*** DATA ***

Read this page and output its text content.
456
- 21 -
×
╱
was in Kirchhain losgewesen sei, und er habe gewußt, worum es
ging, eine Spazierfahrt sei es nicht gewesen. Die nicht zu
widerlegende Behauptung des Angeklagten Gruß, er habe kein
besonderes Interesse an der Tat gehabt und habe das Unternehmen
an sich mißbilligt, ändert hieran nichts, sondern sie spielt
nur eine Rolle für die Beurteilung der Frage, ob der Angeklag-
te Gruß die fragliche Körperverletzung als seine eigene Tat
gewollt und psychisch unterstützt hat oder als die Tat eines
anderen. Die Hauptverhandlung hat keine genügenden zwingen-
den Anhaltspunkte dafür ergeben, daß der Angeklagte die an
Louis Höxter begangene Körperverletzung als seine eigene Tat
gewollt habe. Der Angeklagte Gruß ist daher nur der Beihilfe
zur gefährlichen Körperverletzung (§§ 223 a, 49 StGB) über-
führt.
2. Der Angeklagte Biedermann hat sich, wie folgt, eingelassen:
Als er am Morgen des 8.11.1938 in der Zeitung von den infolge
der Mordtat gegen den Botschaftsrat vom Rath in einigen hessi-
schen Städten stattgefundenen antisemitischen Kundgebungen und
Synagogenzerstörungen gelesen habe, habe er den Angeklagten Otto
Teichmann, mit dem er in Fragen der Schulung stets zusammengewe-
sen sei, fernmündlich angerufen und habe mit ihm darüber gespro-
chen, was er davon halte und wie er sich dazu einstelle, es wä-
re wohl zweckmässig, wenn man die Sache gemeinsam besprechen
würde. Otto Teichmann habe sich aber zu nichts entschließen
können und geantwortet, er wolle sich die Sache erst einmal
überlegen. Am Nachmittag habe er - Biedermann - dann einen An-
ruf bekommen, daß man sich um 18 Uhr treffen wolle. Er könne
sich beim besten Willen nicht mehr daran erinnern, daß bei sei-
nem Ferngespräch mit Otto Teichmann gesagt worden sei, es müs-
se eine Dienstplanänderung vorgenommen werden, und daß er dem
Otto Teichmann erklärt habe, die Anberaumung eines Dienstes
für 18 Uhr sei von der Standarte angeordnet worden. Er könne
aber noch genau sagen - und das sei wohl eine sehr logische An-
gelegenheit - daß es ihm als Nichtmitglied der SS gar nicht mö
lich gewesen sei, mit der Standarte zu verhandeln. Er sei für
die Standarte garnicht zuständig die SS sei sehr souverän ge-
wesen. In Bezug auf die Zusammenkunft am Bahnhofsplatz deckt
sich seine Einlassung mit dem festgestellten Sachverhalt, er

*** End of DATA ***

◆ PROBLEM REQUIREMENTS:
Each line containing the word "Gruß" must be pulled from the listing and copied.

◆ RESPONSE TO THIS TASK:
widerlegende Behauptung des Angeklagten Gruß, er habe kein
te Gruß die fragliche Körperverletzung als seine eigene Tat
gewollt habe. Der Angeklagte Gruß ist daher nur der Beihilfe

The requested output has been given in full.